● Task objective
Identify the lines containing the word "type". Copy each one.

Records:
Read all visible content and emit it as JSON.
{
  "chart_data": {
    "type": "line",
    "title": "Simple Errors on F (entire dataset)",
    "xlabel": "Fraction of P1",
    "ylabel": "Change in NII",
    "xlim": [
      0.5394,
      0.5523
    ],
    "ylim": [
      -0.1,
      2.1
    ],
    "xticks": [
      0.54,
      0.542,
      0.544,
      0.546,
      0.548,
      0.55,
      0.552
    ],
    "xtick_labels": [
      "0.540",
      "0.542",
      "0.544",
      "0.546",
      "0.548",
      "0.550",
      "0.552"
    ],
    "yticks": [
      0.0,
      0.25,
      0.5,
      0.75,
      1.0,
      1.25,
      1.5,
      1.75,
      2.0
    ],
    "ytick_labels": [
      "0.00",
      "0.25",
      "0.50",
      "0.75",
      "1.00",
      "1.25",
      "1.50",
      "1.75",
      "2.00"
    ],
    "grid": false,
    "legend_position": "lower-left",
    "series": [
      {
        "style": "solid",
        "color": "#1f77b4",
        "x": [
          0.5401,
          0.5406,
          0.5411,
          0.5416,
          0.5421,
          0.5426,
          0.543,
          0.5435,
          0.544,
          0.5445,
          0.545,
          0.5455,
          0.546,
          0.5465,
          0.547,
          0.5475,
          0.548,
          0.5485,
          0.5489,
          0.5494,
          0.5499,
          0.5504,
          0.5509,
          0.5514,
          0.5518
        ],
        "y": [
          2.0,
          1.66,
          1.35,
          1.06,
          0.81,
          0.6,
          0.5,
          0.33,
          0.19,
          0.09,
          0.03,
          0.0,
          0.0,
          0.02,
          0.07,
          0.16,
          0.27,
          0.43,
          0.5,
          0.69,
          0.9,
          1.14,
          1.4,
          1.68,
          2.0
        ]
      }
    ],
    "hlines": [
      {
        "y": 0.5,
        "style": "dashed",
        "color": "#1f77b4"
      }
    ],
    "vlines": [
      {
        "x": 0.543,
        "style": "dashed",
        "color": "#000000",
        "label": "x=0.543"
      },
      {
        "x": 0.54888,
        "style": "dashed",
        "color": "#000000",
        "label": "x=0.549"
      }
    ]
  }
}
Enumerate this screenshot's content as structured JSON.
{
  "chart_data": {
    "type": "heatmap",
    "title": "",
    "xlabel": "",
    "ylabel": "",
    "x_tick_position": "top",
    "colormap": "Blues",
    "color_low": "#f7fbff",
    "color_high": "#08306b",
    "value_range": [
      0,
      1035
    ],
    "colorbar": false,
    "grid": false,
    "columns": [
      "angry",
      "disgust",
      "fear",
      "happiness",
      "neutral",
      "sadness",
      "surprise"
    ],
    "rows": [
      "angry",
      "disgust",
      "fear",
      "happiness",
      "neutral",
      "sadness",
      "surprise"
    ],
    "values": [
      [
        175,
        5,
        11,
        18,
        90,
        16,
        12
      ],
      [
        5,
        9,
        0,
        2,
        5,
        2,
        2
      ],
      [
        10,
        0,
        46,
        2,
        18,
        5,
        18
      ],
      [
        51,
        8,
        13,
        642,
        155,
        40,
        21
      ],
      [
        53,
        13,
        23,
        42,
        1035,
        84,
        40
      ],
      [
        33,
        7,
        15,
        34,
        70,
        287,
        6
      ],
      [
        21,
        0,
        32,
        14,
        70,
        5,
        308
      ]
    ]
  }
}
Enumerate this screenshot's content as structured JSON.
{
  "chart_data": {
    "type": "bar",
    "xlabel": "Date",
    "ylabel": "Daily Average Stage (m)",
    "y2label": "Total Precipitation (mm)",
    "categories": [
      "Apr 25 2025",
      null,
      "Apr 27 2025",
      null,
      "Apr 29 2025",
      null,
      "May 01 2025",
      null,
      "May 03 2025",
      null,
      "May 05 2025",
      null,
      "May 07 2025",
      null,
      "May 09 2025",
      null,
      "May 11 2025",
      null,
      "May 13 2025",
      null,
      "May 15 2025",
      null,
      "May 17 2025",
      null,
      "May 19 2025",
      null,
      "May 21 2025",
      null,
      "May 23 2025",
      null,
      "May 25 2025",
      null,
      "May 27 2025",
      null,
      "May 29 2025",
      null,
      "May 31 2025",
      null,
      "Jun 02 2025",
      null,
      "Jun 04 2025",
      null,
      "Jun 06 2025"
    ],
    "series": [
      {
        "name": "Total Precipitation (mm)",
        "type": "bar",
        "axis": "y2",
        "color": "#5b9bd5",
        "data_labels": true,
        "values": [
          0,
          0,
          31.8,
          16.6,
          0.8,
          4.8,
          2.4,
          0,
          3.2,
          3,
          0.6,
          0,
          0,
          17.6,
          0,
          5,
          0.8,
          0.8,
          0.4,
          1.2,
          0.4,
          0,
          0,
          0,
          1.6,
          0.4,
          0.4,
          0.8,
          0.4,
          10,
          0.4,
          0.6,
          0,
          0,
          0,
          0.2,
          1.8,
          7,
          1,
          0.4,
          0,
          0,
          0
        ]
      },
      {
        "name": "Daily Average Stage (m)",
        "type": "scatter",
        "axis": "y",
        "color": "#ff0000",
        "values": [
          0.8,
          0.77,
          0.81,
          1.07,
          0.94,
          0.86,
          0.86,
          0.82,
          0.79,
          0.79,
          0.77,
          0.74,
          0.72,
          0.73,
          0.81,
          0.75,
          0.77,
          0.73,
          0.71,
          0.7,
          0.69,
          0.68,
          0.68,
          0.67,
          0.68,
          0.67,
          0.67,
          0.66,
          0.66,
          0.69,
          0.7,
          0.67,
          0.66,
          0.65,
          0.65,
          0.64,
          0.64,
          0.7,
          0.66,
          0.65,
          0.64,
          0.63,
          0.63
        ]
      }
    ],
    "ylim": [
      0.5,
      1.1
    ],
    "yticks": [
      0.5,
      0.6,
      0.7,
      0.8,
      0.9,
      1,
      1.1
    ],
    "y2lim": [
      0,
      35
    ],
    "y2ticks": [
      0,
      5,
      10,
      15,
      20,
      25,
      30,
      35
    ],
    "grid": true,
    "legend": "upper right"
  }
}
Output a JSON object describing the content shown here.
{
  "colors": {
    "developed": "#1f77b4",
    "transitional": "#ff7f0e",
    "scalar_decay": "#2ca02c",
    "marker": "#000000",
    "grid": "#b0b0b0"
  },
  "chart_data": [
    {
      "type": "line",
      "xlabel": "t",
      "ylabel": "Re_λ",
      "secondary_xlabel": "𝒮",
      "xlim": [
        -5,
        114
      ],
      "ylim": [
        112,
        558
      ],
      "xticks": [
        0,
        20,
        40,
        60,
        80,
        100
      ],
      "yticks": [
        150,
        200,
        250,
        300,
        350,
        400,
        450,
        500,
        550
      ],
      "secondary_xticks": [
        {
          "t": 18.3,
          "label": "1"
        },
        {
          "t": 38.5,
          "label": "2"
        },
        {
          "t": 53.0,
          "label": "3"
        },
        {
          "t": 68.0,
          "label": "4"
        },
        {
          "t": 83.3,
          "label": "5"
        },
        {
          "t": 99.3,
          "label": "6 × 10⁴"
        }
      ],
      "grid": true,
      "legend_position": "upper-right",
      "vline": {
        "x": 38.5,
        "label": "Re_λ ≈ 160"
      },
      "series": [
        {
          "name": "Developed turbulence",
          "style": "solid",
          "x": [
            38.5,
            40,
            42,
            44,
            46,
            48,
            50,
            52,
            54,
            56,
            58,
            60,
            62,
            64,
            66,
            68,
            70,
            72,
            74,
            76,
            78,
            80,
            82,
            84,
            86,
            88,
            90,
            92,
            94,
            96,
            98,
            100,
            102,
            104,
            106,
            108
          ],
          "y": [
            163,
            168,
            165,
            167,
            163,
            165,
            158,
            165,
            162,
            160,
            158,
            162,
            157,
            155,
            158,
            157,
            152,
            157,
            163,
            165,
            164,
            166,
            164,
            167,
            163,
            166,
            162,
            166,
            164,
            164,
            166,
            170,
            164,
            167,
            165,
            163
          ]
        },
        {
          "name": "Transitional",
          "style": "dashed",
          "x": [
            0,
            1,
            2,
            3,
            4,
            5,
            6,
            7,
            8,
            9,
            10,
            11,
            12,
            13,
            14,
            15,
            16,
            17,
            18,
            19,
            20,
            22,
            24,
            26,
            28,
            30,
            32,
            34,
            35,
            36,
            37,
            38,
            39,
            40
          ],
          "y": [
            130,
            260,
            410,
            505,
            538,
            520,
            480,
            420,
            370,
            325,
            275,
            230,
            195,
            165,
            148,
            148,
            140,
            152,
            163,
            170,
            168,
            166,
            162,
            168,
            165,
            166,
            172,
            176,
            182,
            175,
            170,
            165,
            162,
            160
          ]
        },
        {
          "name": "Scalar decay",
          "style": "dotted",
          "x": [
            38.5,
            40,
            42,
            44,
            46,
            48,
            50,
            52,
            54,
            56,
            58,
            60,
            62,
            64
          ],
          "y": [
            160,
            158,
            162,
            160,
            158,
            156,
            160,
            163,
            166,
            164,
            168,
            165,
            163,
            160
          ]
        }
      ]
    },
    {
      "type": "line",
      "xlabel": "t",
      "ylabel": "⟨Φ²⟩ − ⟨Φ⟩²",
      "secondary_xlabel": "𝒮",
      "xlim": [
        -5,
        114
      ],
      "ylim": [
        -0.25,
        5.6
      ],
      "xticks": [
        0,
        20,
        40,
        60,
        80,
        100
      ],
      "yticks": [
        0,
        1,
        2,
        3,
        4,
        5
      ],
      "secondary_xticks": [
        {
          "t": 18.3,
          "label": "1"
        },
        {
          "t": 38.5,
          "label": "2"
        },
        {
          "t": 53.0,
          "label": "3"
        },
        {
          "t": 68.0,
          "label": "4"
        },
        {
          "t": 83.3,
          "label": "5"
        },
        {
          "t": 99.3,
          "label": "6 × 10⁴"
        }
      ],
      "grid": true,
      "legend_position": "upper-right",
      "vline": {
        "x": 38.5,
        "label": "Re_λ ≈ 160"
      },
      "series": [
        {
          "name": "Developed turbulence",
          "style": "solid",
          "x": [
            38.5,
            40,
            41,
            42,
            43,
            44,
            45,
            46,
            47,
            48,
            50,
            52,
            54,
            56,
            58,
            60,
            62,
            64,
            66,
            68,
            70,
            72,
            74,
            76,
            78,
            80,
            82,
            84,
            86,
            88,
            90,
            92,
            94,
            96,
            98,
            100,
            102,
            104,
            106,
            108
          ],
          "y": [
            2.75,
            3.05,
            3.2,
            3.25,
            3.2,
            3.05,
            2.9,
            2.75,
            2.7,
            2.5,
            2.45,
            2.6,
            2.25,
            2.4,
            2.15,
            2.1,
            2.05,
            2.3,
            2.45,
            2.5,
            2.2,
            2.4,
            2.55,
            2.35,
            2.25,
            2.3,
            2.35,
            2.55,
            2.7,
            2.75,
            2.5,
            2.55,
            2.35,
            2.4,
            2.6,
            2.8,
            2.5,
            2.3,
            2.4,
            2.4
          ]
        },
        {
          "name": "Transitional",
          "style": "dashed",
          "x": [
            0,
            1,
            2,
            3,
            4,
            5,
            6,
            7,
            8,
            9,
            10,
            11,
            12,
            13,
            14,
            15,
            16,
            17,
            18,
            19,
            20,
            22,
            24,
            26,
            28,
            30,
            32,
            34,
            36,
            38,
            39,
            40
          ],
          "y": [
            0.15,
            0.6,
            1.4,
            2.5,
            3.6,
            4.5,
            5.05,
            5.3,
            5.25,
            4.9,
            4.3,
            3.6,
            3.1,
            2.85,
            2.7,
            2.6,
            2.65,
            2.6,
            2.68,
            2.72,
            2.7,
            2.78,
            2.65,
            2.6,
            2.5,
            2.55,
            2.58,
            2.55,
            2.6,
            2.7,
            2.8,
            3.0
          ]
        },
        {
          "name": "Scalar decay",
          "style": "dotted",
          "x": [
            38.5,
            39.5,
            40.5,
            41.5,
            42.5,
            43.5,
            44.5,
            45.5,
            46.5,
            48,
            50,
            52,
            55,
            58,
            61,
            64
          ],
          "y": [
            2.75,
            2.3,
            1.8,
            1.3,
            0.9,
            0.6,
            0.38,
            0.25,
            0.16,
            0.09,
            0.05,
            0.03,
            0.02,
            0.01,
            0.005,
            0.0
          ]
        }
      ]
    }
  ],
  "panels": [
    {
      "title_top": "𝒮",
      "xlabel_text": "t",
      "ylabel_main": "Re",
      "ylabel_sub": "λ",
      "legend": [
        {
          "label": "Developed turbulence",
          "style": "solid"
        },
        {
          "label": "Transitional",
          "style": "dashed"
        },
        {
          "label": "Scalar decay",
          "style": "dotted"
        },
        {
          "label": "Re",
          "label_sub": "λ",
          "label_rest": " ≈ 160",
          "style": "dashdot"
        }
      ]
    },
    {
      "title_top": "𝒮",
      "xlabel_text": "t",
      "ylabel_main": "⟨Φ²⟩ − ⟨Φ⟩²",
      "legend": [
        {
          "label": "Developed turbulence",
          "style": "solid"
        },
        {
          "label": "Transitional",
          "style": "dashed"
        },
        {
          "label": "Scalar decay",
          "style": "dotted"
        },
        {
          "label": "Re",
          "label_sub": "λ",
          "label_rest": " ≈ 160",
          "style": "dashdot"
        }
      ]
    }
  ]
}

● Answer to the exercise
    "type": "line",
    "type": "heatmap",
    "type": "bar",
        "type": "bar",
        "type": "scatter",
      "type": "line",
      "type": "line",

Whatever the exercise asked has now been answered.